Data entries:
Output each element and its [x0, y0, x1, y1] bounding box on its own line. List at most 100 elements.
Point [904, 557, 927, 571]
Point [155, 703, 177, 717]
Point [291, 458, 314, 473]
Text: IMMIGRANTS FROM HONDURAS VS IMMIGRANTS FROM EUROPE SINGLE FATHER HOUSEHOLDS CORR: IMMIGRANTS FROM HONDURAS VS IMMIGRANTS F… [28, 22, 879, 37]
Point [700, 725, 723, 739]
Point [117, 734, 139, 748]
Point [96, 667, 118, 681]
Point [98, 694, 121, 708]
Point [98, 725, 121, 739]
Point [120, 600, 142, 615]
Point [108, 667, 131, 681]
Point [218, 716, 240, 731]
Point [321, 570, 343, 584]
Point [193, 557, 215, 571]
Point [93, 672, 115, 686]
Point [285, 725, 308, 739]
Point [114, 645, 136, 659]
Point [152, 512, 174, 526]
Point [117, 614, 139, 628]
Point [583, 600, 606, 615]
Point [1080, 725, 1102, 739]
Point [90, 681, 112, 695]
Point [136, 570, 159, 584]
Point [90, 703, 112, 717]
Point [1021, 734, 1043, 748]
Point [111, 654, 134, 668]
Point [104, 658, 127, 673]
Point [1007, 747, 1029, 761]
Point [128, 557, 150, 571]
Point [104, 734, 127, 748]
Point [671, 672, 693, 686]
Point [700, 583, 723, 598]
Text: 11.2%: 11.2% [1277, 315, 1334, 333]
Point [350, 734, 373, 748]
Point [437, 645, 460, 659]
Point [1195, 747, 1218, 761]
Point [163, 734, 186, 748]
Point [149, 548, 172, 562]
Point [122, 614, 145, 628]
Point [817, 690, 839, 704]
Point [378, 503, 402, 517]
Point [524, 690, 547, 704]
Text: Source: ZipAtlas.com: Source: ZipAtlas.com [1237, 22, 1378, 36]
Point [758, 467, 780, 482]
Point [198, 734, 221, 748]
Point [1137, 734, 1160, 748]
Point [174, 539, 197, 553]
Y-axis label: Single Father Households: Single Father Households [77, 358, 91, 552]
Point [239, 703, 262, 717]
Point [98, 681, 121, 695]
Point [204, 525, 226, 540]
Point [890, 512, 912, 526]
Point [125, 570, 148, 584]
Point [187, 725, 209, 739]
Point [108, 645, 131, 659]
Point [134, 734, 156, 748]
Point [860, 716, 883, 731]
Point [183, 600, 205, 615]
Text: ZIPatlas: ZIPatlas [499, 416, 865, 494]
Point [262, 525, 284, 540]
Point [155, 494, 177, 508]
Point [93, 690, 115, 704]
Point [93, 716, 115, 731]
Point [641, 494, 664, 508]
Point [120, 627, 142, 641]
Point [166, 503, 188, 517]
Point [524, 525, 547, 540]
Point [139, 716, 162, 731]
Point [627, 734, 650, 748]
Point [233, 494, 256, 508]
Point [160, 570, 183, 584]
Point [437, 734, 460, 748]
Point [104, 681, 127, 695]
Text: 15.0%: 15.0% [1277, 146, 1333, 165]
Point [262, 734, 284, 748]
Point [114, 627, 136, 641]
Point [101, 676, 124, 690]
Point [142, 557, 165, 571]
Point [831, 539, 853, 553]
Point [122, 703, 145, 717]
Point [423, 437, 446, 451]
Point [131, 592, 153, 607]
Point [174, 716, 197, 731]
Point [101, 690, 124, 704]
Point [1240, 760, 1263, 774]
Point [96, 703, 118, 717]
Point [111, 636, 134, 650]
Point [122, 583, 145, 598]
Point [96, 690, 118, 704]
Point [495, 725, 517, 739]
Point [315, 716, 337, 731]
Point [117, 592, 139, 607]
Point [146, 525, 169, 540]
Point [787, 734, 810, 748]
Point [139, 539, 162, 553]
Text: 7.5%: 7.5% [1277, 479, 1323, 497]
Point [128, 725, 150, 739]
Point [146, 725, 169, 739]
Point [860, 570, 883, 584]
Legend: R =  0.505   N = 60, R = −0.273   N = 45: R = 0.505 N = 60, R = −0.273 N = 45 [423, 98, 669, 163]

Task to complete —
Reproduce every line of the listing above, character for character and in the same order.

The reply —
Output each element and its [x0, y0, x1, y1] bounding box on its own line. List at most 100 elements.
Point [904, 557, 927, 571]
Point [155, 703, 177, 717]
Point [291, 458, 314, 473]
Text: IMMIGRANTS FROM HONDURAS VS IMMIGRANTS FROM EUROPE SINGLE FATHER HOUSEHOLDS CORR: IMMIGRANTS FROM HONDURAS VS IMMIGRANTS F… [28, 22, 879, 37]
Point [700, 725, 723, 739]
Point [117, 734, 139, 748]
Point [96, 667, 118, 681]
Point [98, 694, 121, 708]
Point [98, 725, 121, 739]
Point [120, 600, 142, 615]
Point [108, 667, 131, 681]
Point [218, 716, 240, 731]
Point [321, 570, 343, 584]
Point [193, 557, 215, 571]
Point [93, 672, 115, 686]
Point [285, 725, 308, 739]
Point [114, 645, 136, 659]
Point [152, 512, 174, 526]
Point [117, 614, 139, 628]
Point [583, 600, 606, 615]
Point [1080, 725, 1102, 739]
Point [90, 681, 112, 695]
Point [136, 570, 159, 584]
Point [90, 703, 112, 717]
Point [1021, 734, 1043, 748]
Point [111, 654, 134, 668]
Point [104, 658, 127, 673]
Point [1007, 747, 1029, 761]
Point [128, 557, 150, 571]
Point [104, 734, 127, 748]
Point [671, 672, 693, 686]
Point [700, 583, 723, 598]
Text: 11.2%: 11.2% [1277, 315, 1334, 333]
Point [350, 734, 373, 748]
Point [437, 645, 460, 659]
Point [1195, 747, 1218, 761]
Point [163, 734, 186, 748]
Point [149, 548, 172, 562]
Point [122, 614, 145, 628]
Point [817, 690, 839, 704]
Point [378, 503, 402, 517]
Point [524, 690, 547, 704]
Text: Source: ZipAtlas.com: Source: ZipAtlas.com [1237, 22, 1378, 36]
Point [758, 467, 780, 482]
Point [198, 734, 221, 748]
Point [1137, 734, 1160, 748]
Point [174, 539, 197, 553]
Y-axis label: Single Father Households: Single Father Households [77, 358, 91, 552]
Point [239, 703, 262, 717]
Point [98, 681, 121, 695]
Point [204, 525, 226, 540]
Point [890, 512, 912, 526]
Point [125, 570, 148, 584]
Point [187, 725, 209, 739]
Point [108, 645, 131, 659]
Point [134, 734, 156, 748]
Point [860, 716, 883, 731]
Point [183, 600, 205, 615]
Text: ZIPatlas: ZIPatlas [499, 416, 865, 494]
Point [262, 525, 284, 540]
Point [155, 494, 177, 508]
Point [93, 690, 115, 704]
Point [93, 716, 115, 731]
Point [641, 494, 664, 508]
Point [120, 627, 142, 641]
Point [166, 503, 188, 517]
Point [524, 525, 547, 540]
Point [139, 716, 162, 731]
Point [627, 734, 650, 748]
Point [233, 494, 256, 508]
Point [160, 570, 183, 584]
Point [437, 734, 460, 748]
Point [104, 681, 127, 695]
Text: 15.0%: 15.0% [1277, 146, 1333, 165]
Point [262, 734, 284, 748]
Point [114, 627, 136, 641]
Point [101, 676, 124, 690]
Point [142, 557, 165, 571]
Point [831, 539, 853, 553]
Point [122, 703, 145, 717]
Point [423, 437, 446, 451]
Point [131, 592, 153, 607]
Point [174, 716, 197, 731]
Point [101, 690, 124, 704]
Point [1240, 760, 1263, 774]
Point [96, 703, 118, 717]
Point [111, 636, 134, 650]
Point [122, 583, 145, 598]
Point [96, 690, 118, 704]
Point [495, 725, 517, 739]
Point [315, 716, 337, 731]
Point [117, 592, 139, 607]
Point [146, 525, 169, 540]
Point [787, 734, 810, 748]
Point [139, 539, 162, 553]
Text: 7.5%: 7.5% [1277, 479, 1323, 497]
Point [128, 725, 150, 739]
Point [146, 725, 169, 739]
Point [860, 570, 883, 584]
Legend: R =  0.505   N = 60, R = −0.273   N = 45: R = 0.505 N = 60, R = −0.273 N = 45 [423, 98, 669, 163]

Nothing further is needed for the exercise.